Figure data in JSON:
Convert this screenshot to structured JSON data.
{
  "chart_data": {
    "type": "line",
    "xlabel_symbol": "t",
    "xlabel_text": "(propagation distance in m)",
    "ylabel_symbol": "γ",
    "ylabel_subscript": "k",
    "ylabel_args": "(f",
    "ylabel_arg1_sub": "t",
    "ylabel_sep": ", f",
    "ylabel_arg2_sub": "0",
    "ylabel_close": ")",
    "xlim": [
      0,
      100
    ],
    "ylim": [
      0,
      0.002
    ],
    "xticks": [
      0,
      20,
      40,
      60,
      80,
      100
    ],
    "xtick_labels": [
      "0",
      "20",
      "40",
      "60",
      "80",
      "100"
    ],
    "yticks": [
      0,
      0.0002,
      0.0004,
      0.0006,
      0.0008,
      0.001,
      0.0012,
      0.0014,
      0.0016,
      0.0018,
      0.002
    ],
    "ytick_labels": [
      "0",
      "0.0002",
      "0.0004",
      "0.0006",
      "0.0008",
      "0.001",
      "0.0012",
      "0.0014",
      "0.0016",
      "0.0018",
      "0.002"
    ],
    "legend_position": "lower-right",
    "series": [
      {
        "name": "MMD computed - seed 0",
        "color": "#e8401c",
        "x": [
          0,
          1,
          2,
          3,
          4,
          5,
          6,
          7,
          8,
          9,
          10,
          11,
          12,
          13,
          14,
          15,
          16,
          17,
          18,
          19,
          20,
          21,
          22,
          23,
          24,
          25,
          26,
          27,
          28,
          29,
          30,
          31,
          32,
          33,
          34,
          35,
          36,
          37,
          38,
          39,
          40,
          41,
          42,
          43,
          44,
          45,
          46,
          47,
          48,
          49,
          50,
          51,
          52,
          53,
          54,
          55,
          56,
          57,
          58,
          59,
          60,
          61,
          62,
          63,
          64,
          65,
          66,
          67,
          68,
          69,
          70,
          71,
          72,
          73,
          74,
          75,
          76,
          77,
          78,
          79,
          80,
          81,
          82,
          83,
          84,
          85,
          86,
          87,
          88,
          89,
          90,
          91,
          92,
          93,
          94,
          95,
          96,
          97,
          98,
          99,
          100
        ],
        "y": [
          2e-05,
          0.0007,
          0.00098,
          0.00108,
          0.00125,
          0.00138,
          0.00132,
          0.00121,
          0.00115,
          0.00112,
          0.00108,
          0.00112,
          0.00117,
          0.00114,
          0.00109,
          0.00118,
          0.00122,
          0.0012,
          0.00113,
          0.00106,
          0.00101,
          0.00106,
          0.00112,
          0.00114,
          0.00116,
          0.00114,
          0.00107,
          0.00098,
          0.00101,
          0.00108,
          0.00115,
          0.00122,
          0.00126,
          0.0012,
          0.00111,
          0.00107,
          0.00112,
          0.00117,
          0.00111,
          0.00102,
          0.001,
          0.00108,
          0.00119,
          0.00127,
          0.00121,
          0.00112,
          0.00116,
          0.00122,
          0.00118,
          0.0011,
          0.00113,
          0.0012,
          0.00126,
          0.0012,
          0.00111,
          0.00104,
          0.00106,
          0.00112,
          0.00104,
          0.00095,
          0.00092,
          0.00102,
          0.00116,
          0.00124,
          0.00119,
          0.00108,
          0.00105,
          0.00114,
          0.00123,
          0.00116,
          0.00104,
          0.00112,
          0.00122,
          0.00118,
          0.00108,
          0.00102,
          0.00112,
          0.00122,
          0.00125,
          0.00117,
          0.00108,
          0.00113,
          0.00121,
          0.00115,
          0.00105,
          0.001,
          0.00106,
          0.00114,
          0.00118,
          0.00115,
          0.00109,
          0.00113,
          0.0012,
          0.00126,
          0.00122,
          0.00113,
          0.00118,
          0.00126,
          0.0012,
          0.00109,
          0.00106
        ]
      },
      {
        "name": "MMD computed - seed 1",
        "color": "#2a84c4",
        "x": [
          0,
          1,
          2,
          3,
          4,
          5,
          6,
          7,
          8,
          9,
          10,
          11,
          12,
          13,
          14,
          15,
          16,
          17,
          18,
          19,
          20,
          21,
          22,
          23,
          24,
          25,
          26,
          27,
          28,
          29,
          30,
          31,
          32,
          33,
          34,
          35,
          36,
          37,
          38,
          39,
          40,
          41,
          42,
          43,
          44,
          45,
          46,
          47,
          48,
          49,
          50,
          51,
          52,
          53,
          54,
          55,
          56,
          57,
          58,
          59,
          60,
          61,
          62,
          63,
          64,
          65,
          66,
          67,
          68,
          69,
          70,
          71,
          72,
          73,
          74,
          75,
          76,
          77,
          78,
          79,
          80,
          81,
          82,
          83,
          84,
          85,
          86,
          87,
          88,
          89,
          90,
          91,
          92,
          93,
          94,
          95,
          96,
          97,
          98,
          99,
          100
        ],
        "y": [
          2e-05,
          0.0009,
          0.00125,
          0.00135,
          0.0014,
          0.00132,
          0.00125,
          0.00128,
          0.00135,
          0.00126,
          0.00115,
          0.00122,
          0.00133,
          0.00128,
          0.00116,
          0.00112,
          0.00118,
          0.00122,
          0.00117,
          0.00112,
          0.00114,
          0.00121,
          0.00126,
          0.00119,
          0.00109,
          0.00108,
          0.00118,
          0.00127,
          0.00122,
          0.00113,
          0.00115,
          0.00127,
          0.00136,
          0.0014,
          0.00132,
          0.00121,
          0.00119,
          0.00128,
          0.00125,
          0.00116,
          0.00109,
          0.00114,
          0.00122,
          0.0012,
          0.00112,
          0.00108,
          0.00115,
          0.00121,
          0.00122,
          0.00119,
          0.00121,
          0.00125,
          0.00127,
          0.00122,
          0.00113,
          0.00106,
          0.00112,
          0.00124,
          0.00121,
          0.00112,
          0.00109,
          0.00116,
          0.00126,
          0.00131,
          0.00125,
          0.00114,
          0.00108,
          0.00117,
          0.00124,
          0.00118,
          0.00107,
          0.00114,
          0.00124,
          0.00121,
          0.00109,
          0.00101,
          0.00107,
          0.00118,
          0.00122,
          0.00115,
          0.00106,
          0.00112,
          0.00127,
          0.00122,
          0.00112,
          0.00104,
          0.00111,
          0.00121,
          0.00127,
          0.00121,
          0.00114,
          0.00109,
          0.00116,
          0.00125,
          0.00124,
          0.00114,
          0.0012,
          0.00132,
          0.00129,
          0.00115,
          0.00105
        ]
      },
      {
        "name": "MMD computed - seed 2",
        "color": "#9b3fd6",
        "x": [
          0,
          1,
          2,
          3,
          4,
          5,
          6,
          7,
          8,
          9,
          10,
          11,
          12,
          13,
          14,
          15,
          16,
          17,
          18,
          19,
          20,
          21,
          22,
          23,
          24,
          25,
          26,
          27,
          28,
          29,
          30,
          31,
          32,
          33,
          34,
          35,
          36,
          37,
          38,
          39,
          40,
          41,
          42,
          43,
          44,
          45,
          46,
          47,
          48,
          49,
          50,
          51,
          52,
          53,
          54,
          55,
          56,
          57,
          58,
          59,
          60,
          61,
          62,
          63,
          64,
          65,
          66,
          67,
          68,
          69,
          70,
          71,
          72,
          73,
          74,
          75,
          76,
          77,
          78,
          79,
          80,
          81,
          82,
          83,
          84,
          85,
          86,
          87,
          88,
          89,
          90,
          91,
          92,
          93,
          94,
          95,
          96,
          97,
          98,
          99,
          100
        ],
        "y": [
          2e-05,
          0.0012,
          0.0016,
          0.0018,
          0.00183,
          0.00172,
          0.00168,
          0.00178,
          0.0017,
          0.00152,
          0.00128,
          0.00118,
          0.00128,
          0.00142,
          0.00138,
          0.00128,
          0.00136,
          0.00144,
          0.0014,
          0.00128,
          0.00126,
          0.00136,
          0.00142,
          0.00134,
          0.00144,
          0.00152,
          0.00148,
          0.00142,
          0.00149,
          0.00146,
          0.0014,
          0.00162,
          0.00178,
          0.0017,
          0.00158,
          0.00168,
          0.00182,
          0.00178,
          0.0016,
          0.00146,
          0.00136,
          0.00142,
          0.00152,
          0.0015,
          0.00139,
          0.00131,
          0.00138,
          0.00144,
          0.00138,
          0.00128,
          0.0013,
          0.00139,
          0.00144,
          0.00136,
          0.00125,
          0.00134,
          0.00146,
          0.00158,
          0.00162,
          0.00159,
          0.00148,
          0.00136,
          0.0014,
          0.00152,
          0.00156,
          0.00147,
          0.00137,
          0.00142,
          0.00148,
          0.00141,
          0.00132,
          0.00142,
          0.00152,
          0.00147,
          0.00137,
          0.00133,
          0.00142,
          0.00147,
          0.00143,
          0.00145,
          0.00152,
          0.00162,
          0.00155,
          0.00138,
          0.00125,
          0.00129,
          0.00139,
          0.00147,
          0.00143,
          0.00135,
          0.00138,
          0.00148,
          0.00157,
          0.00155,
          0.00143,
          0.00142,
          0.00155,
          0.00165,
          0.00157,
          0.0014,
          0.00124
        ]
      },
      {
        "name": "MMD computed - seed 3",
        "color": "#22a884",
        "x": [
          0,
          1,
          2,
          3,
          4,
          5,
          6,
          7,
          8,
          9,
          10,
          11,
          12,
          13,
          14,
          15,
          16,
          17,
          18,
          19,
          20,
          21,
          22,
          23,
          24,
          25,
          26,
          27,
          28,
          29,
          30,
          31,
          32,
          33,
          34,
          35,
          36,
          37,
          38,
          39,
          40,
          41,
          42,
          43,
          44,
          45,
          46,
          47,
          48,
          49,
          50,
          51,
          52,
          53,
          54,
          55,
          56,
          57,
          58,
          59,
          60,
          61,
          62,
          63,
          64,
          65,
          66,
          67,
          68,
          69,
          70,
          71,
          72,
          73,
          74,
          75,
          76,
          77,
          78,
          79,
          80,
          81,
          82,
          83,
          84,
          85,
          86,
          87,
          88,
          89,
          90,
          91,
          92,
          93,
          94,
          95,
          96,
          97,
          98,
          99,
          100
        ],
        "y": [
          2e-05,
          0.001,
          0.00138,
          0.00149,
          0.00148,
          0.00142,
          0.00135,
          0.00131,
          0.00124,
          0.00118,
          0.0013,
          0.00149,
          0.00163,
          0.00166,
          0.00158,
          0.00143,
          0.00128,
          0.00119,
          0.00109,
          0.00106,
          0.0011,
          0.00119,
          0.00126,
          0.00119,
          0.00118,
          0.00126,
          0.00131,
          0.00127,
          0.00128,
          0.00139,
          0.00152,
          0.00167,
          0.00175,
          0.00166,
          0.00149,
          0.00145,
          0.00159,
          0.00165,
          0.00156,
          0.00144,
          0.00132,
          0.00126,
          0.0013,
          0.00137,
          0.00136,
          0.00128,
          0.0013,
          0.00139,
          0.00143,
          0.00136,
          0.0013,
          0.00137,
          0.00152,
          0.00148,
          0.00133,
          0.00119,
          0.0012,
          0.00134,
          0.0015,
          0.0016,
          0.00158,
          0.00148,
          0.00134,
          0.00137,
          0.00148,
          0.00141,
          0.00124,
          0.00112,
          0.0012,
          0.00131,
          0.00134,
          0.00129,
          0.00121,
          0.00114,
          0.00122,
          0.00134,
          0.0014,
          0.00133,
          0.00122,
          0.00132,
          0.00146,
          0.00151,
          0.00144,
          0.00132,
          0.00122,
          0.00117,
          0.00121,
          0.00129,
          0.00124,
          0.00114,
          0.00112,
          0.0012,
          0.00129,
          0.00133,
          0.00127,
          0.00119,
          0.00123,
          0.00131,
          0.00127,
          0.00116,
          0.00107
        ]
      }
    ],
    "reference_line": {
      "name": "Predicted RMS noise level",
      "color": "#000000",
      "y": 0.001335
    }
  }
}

## Instruction
Only the number is wanted: how many lines of these entries contain the string "seed"?

## Result for this exercise
4